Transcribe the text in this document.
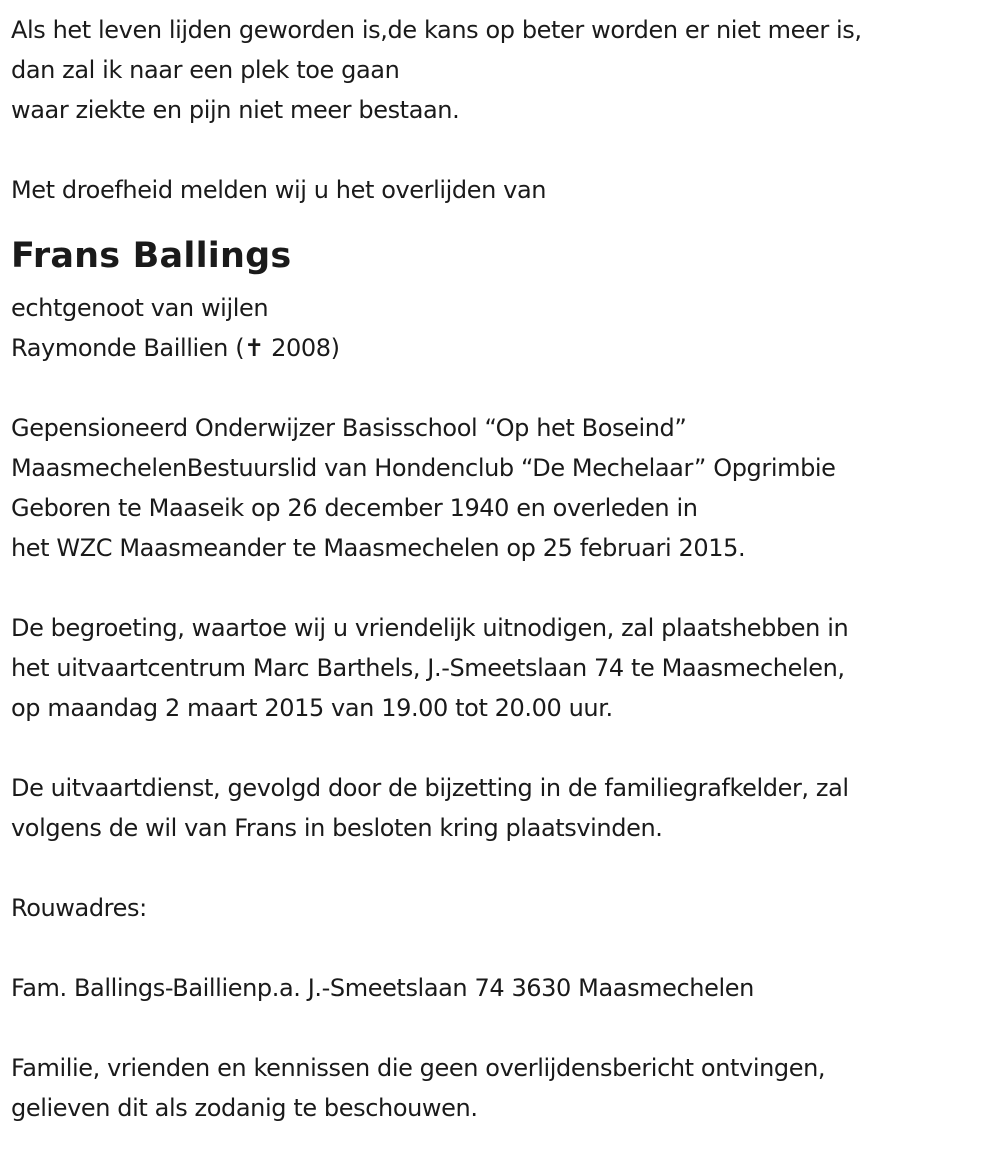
Als het leven lijden geworden is,de kans op beter worden er niet meer is,
dan zal ik naar een plek toe gaan
waar ziekte en pijn niet meer bestaan.
Met droefheid melden wij u het overlijden van
Frans Ballings
echtgenoot van wijlen
Raymonde Baillien (✝ 2008)
Gepensioneerd Onderwijzer Basisschool “Op het Boseind”
MaasmechelenBestuurslid van Hondenclub “De Mechelaar” Opgrimbie
Geboren te Maaseik op 26 december 1940 en overleden in
het WZC Maasmeander te Maasmechelen op 25 februari 2015.
De begroeting, waartoe wij u vriendelijk uitnodigen, zal plaatshebben in
het uitvaartcentrum Marc Barthels, J.-Smeetslaan 74 te Maasmechelen,
op maandag 2 maart 2015 van 19.00 tot 20.00 uur.
De uitvaartdienst, gevolgd door de bijzetting in de familiegrafkelder, zal
volgens de wil van Frans in besloten kring plaatsvinden.
Rouwadres:
Fam. Ballings-Baillienp.a. J.-Smeetslaan 74 3630 Maasmechelen
Familie, vrienden en kennissen die geen overlijdensbericht ontvingen,
gelieven dit als zodanig te beschouwen.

Problem requirements ->
Leaving out the pictures, repeat the data above exactly.

Exercise solution ->
Transcribe the text in this document.
Als het leven lijden geworden is,de kans op beter worden er niet meer is,
dan zal ik naar een plek toe gaan
waar ziekte en pijn niet meer bestaan.
Met droefheid melden wij u het overlijden van
Frans Ballings
echtgenoot van wijlen
Raymonde Baillien (✝ 2008)
Gepensioneerd Onderwijzer Basisschool “Op het Boseind”
MaasmechelenBestuurslid van Hondenclub “De Mechelaar” Opgrimbie
Geboren te Maaseik op 26 december 1940 en overleden in
het WZC Maasmeander te Maasmechelen op 25 februari 2015.
De begroeting, waartoe wij u vriendelijk uitnodigen, zal plaatshebben in
het uitvaartcentrum Marc Barthels, J.-Smeetslaan 74 te Maasmechelen,
op maandag 2 maart 2015 van 19.00 tot 20.00 uur.
De uitvaartdienst, gevolgd door de bijzetting in de familiegrafkelder, zal
volgens de wil van Frans in besloten kring plaatsvinden.
Rouwadres:
Fam. Ballings-Baillienp.a. J.-Smeetslaan 74 3630 Maasmechelen
Familie, vrienden en kennissen die geen overlijdensbericht ontvingen,
gelieven dit als zodanig te beschouwen.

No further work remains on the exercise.